## Work to do
Below are entries to be transcribed exactly; exclude the pictures from the copy.
-- Extracted information start --
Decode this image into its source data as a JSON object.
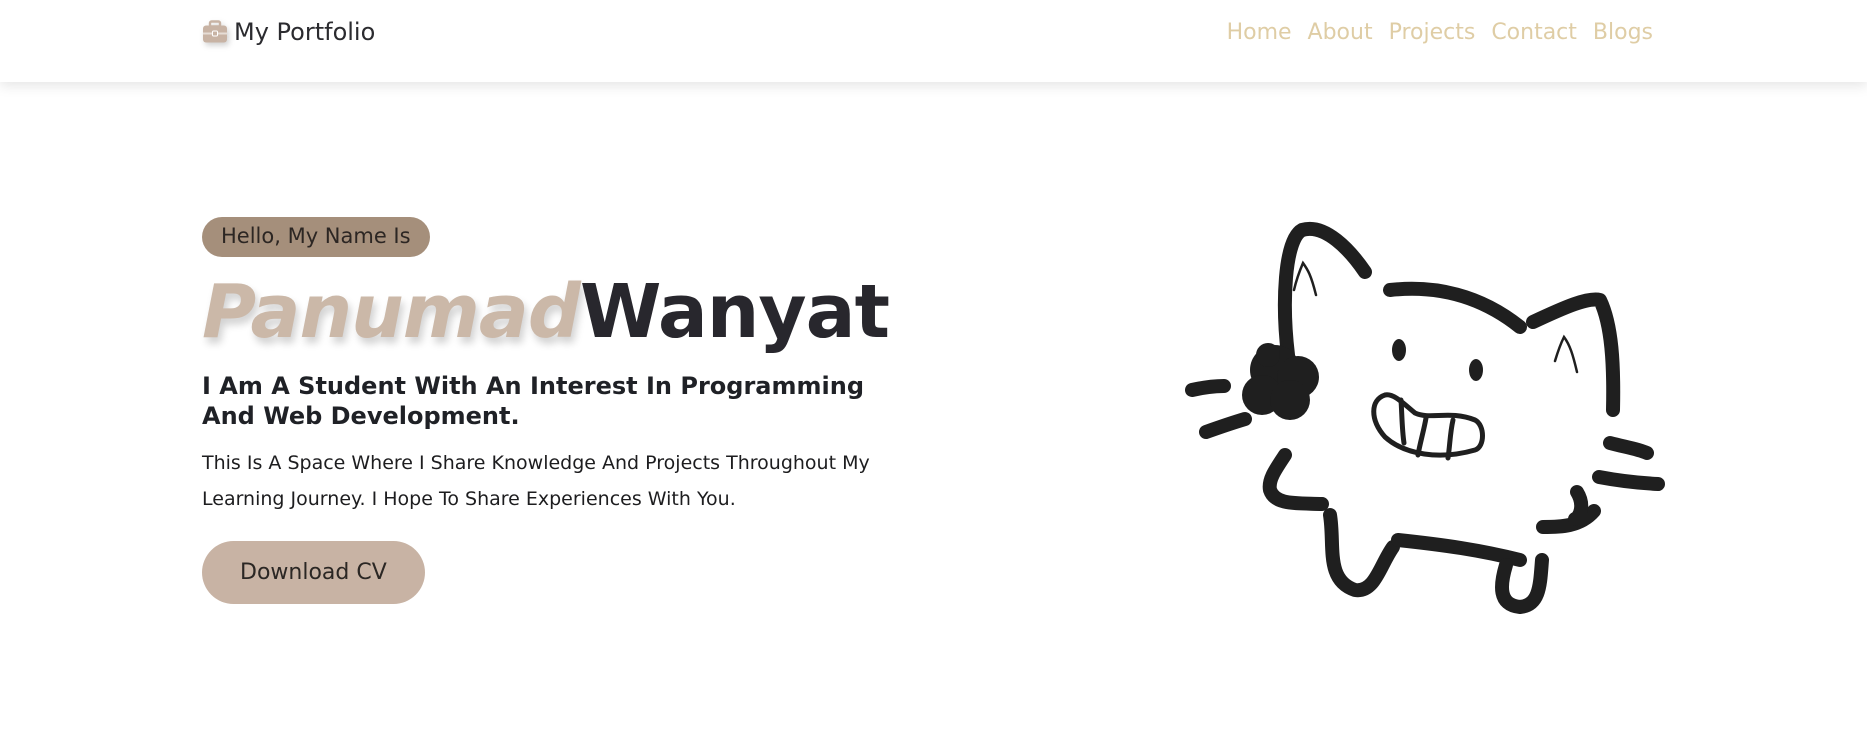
{
  "navbar": {
    "brand_label": "My Portfolio",
    "brand_icon": "briefcase-icon",
    "links": [
      {
        "label": "Home"
      },
      {
        "label": "About"
      },
      {
        "label": "Projects"
      },
      {
        "label": "Contact"
      },
      {
        "label": "Blogs"
      }
    ]
  },
  "hero": {
    "greeting": "Hello, My Name Is",
    "first_name": "Panumad",
    "last_name": "Wanyat",
    "tagline": "I Am A Student With An Interest In Programming And Web Development.",
    "description": "This Is A Space Where I Share Knowledge And Projects Throughout My Learning Journey. I Hope To Share Experiences With You.",
    "cv_button": "Download CV"
  },
  "illustration": {
    "icon": "cat-doodle-icon"
  },
  "colors": {
    "nav_link": "#dfcda5",
    "greeting_pill": "#a58f7b",
    "first_name": "#cbb8a8",
    "last_name": "#28272d",
    "cv_button": "#c8b3a4",
    "brand_icon": "#c8b3a4"
  }
}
-- Extracted information end --
## Solution for this exercise
Decode this image into its source data as a JSON object.
{
  "navbar": {
    "brand_label": "My Portfolio",
    "brand_icon": "briefcase-icon",
    "links": [
      {
        "label": "Home"
      },
      {
        "label": "About"
      },
      {
        "label": "Projects"
      },
      {
        "label": "Contact"
      },
      {
        "label": "Blogs"
      }
    ]
  },
  "hero": {
    "greeting": "Hello, My Name Is",
    "first_name": "Panumad",
    "last_name": "Wanyat",
    "tagline": "I Am A Student With An Interest In Programming And Web Development.",
    "description": "This Is A Space Where I Share Knowledge And Projects Throughout My Learning Journey. I Hope To Share Experiences With You.",
    "cv_button": "Download CV"
  },
  "illustration": {
    "icon": "cat-doodle-icon"
  },
  "colors": {
    "nav_link": "#dfcda5",
    "greeting_pill": "#a58f7b",
    "first_name": "#cbb8a8",
    "last_name": "#28272d",
    "cv_button": "#c8b3a4",
    "brand_icon": "#c8b3a4"
  }
}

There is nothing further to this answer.